*Task requirements:* Scan the material below for the string "this", and copy every line where it shows up.
━━ Exercise inputs
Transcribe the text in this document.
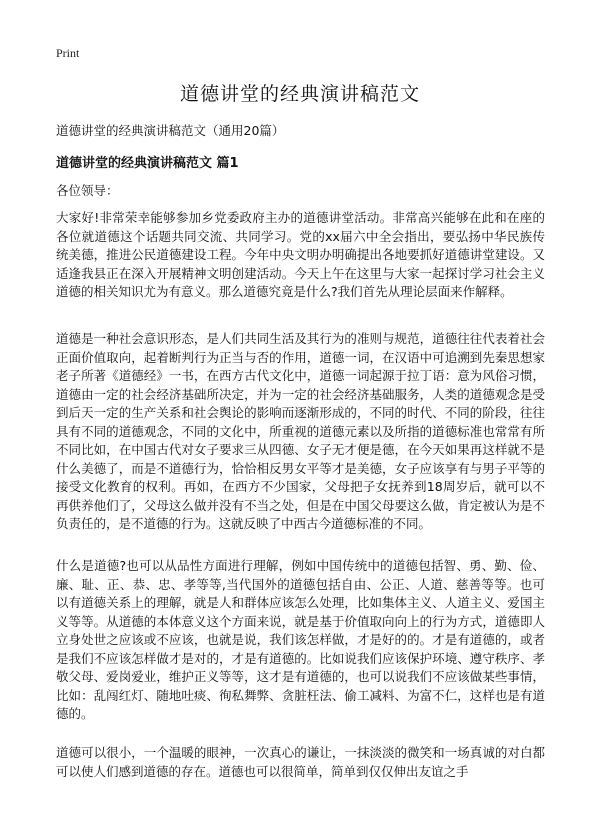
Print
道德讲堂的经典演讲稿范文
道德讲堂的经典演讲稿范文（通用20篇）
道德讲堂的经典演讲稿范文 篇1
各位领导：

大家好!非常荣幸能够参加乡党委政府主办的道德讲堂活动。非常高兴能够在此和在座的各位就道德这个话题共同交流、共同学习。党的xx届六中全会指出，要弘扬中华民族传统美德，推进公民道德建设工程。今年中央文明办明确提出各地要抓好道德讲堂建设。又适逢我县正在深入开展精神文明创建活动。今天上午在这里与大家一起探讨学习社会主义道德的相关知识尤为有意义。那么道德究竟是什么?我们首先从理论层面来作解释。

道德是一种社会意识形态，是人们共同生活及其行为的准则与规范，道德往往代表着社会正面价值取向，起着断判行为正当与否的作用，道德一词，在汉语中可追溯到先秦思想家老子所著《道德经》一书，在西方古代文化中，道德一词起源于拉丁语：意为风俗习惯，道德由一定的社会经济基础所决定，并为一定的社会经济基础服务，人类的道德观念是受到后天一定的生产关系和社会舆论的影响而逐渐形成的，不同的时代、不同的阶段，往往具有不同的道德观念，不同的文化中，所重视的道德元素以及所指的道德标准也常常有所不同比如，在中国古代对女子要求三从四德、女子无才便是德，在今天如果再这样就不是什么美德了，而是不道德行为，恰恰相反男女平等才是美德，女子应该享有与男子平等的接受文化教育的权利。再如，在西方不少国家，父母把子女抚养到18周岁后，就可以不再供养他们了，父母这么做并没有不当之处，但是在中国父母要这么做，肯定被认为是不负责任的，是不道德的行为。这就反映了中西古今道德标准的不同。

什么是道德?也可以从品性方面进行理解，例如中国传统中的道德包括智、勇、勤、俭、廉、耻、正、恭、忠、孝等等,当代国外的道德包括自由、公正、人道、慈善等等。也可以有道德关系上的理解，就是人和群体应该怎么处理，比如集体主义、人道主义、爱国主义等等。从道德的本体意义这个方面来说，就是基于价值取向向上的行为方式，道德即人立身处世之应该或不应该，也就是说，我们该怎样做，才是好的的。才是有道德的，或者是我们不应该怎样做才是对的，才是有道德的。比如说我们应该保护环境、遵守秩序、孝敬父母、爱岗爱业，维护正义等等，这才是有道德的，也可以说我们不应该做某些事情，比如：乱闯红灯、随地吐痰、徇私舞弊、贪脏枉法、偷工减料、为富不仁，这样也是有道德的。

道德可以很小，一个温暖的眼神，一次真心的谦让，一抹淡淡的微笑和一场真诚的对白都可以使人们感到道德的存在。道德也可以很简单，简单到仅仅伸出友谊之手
━━━━
━━ Exercise inputs
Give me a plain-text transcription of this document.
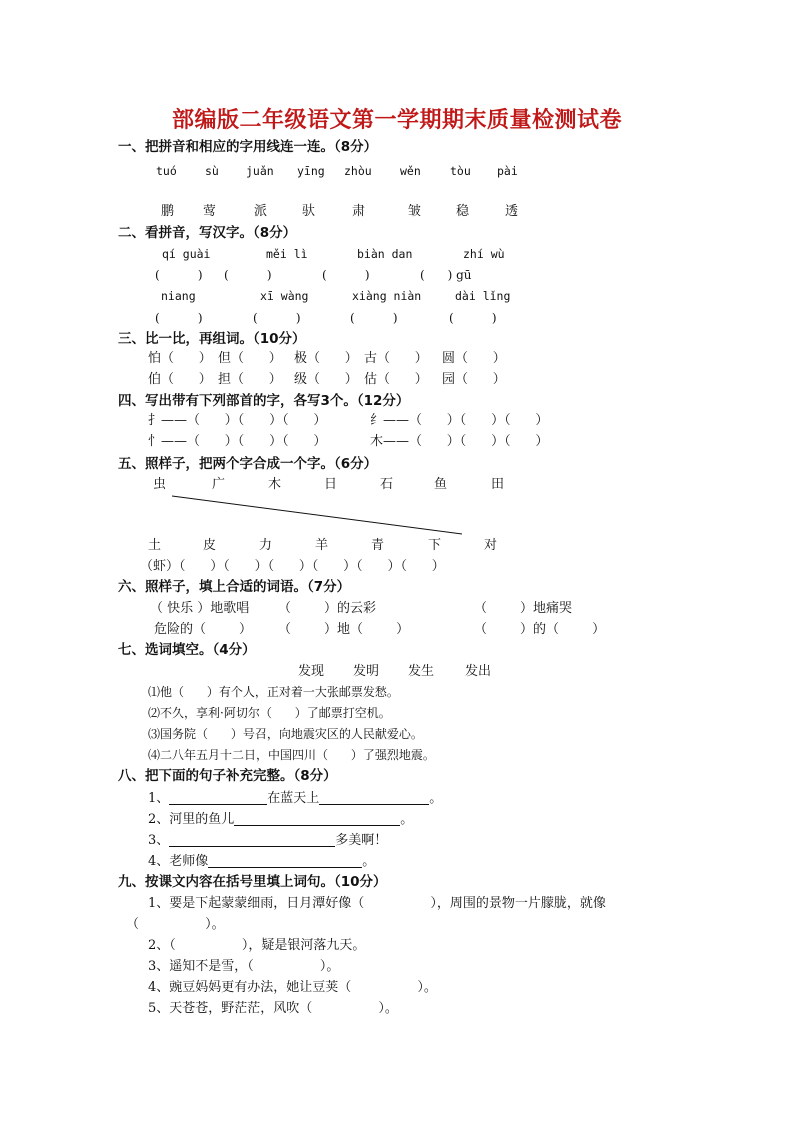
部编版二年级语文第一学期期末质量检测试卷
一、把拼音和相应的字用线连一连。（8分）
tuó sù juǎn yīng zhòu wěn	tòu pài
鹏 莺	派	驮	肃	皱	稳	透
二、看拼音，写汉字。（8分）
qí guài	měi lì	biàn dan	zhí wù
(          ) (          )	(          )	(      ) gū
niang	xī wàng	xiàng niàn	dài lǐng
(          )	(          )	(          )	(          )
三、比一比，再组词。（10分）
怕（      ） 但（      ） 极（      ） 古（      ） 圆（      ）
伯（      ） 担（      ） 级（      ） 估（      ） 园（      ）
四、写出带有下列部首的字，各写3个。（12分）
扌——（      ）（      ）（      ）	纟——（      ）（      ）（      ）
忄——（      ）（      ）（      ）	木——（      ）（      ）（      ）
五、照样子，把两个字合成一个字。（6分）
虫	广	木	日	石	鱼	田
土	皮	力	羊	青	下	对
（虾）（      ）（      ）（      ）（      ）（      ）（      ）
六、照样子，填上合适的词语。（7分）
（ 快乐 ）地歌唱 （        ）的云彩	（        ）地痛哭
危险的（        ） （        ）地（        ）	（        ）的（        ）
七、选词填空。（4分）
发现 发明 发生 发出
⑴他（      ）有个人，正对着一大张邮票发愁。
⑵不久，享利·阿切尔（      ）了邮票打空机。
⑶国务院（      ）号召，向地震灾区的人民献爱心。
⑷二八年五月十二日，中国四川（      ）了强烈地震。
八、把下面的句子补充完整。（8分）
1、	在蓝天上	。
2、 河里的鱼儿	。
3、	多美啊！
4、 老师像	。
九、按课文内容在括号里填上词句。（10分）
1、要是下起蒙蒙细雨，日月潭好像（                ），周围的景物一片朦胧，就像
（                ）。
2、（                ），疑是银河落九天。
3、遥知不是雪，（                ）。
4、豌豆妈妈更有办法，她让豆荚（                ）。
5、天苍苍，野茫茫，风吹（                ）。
━━━━
*Result below:*
Transcribe the text in this document.
Give me a plain-text transcription of this document.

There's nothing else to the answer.